Required task:
Repeat the whole listing below, word for word.

Rows:
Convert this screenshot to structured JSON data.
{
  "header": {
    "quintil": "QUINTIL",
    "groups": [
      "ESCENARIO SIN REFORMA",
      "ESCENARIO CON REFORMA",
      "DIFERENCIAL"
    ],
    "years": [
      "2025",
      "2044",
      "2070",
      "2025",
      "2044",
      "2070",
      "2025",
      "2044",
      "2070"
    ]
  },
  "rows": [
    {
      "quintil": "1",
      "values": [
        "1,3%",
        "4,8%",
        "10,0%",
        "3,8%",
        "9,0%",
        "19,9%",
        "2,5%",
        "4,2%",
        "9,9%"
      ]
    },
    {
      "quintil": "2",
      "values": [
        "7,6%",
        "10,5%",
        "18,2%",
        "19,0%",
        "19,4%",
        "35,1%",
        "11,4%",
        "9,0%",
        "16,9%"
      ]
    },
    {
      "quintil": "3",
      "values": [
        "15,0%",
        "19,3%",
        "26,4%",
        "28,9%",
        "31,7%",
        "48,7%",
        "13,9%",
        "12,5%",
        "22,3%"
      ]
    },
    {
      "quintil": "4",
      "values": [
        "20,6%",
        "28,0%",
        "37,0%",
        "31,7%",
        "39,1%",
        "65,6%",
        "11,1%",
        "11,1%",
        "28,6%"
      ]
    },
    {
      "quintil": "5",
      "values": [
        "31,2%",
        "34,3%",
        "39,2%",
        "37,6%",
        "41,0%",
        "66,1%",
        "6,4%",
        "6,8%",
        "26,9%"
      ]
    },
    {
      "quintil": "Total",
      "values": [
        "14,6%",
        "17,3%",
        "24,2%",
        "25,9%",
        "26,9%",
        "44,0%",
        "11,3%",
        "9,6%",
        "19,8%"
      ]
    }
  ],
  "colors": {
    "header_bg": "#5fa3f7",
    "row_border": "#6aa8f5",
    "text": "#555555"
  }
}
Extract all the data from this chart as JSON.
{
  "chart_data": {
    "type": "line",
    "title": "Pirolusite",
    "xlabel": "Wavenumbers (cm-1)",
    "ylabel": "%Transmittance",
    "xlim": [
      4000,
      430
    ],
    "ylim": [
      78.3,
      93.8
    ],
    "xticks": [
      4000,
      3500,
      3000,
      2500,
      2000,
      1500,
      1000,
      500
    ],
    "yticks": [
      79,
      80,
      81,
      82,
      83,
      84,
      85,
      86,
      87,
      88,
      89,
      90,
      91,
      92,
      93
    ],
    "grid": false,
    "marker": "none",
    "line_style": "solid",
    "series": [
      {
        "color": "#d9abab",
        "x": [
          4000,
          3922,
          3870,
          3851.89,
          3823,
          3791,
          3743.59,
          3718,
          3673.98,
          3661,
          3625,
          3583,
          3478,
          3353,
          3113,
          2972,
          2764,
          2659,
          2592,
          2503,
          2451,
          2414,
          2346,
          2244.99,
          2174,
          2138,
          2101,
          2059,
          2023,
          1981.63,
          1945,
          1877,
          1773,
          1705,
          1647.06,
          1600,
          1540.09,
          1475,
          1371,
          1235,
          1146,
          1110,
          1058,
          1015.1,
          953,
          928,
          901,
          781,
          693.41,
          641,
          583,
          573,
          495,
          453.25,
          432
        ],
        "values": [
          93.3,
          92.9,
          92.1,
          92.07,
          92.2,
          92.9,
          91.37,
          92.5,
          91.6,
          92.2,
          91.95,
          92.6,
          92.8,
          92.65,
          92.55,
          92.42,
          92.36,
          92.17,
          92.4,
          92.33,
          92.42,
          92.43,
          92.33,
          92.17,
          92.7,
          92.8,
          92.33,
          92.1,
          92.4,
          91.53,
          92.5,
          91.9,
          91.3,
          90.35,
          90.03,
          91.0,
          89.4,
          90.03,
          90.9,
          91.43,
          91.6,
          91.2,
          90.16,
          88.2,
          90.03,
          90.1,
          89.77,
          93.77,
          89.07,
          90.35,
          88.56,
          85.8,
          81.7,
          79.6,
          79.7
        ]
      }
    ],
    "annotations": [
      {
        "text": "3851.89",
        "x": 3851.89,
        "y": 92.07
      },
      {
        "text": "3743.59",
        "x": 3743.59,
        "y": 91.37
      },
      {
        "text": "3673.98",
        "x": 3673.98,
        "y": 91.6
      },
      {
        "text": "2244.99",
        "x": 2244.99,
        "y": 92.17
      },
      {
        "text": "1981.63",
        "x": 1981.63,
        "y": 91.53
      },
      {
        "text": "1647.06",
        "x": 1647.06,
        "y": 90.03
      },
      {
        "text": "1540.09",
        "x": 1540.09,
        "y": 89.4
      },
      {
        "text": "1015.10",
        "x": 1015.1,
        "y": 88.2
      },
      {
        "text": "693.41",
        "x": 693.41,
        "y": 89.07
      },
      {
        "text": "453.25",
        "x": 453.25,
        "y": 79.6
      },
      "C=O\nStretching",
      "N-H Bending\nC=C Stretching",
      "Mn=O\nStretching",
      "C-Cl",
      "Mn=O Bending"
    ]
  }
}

Answer:
Convert this screenshot to structured JSON data.
{
  "header": {
    "quintil": "QUINTIL",
    "groups": [
      "ESCENARIO SIN REFORMA",
      "ESCENARIO CON REFORMA",
      "DIFERENCIAL"
    ],
    "years": [
      "2025",
      "2044",
      "2070",
      "2025",
      "2044",
      "2070",
      "2025",
      "2044",
      "2070"
    ]
  },
  "rows": [
    {
      "quintil": "1",
      "values": [
        "1,3%",
        "4,8%",
        "10,0%",
        "3,8%",
        "9,0%",
        "19,9%",
        "2,5%",
        "4,2%",
        "9,9%"
      ]
    },
    {
      "quintil": "2",
      "values": [
        "7,6%",
        "10,5%",
        "18,2%",
        "19,0%",
        "19,4%",
        "35,1%",
        "11,4%",
        "9,0%",
        "16,9%"
      ]
    },
    {
      "quintil": "3",
      "values": [
        "15,0%",
        "19,3%",
        "26,4%",
        "28,9%",
        "31,7%",
        "48,7%",
        "13,9%",
        "12,5%",
        "22,3%"
      ]
    },
    {
      "quintil": "4",
      "values": [
        "20,6%",
        "28,0%",
        "37,0%",
        "31,7%",
        "39,1%",
        "65,6%",
        "11,1%",
        "11,1%",
        "28,6%"
      ]
    },
    {
      "quintil": "5",
      "values": [
        "31,2%",
        "34,3%",
        "39,2%",
        "37,6%",
        "41,0%",
        "66,1%",
        "6,4%",
        "6,8%",
        "26,9%"
      ]
    },
    {
      "quintil": "Total",
      "values": [
        "14,6%",
        "17,3%",
        "24,2%",
        "25,9%",
        "26,9%",
        "44,0%",
        "11,3%",
        "9,6%",
        "19,8%"
      ]
    }
  ],
  "colors": {
    "header_bg": "#5fa3f7",
    "row_border": "#6aa8f5",
    "text": "#555555"
  }
}
Extract all the data from this chart as JSON.
{
  "chart_data": {
    "type": "line",
    "title": "Pirolusite",
    "xlabel": "Wavenumbers (cm-1)",
    "ylabel": "%Transmittance",
    "xlim": [
      4000,
      430
    ],
    "ylim": [
      78.3,
      93.8
    ],
    "xticks": [
      4000,
      3500,
      3000,
      2500,
      2000,
      1500,
      1000,
      500
    ],
    "yticks": [
      79,
      80,
      81,
      82,
      83,
      84,
      85,
      86,
      87,
      88,
      89,
      90,
      91,
      92,
      93
    ],
    "grid": false,
    "marker": "none",
    "line_style": "solid",
    "series": [
      {
        "color": "#d9abab",
        "x": [
          4000,
          3922,
          3870,
          3851.89,
          3823,
          3791,
          3743.59,
          3718,
          3673.98,
          3661,
          3625,
          3583,
          3478,
          3353,
          3113,
          2972,
          2764,
          2659,
          2592,
          2503,
          2451,
          2414,
          2346,
          2244.99,
          2174,
          2138,
          2101,
          2059,
          2023,
          1981.63,
          1945,
          1877,
          1773,
          1705,
          1647.06,
          1600,
          1540.09,
          1475,
          1371,
          1235,
          1146,
          1110,
          1058,
          1015.1,
          953,
          928,
          901,
          781,
          693.41,
          641,
          583,
          573,
          495,
          453.25,
          432
        ],
        "values": [
          93.3,
          92.9,
          92.1,
          92.07,
          92.2,
          92.9,
          91.37,
          92.5,
          91.6,
          92.2,
          91.95,
          92.6,
          92.8,
          92.65,
          92.55,
          92.42,
          92.36,
          92.17,
          92.4,
          92.33,
          92.42,
          92.43,
          92.33,
          92.17,
          92.7,
          92.8,
          92.33,
          92.1,
          92.4,
          91.53,
          92.5,
          91.9,
          91.3,
          90.35,
          90.03,
          91.0,
          89.4,
          90.03,
          90.9,
          91.43,
          91.6,
          91.2,
          90.16,
          88.2,
          90.03,
          90.1,
          89.77,
          93.77,
          89.07,
          90.35,
          88.56,
          85.8,
          81.7,
          79.6,
          79.7
        ]
      }
    ],
    "annotations": [
      {
        "text": "3851.89",
        "x": 3851.89,
        "y": 92.07
      },
      {
        "text": "3743.59",
        "x": 3743.59,
        "y": 91.37
      },
      {
        "text": "3673.98",
        "x": 3673.98,
        "y": 91.6
      },
      {
        "text": "2244.99",
        "x": 2244.99,
        "y": 92.17
      },
      {
        "text": "1981.63",
        "x": 1981.63,
        "y": 91.53
      },
      {
        "text": "1647.06",
        "x": 1647.06,
        "y": 90.03
      },
      {
        "text": "1540.09",
        "x": 1540.09,
        "y": 89.4
      },
      {
        "text": "1015.10",
        "x": 1015.1,
        "y": 88.2
      },
      {
        "text": "693.41",
        "x": 693.41,
        "y": 89.07
      },
      {
        "text": "453.25",
        "x": 453.25,
        "y": 79.6
      },
      "C=O\nStretching",
      "N-H Bending\nC=C Stretching",
      "Mn=O\nStretching",
      "C-Cl",
      "Mn=O Bending"
    ]
  }
}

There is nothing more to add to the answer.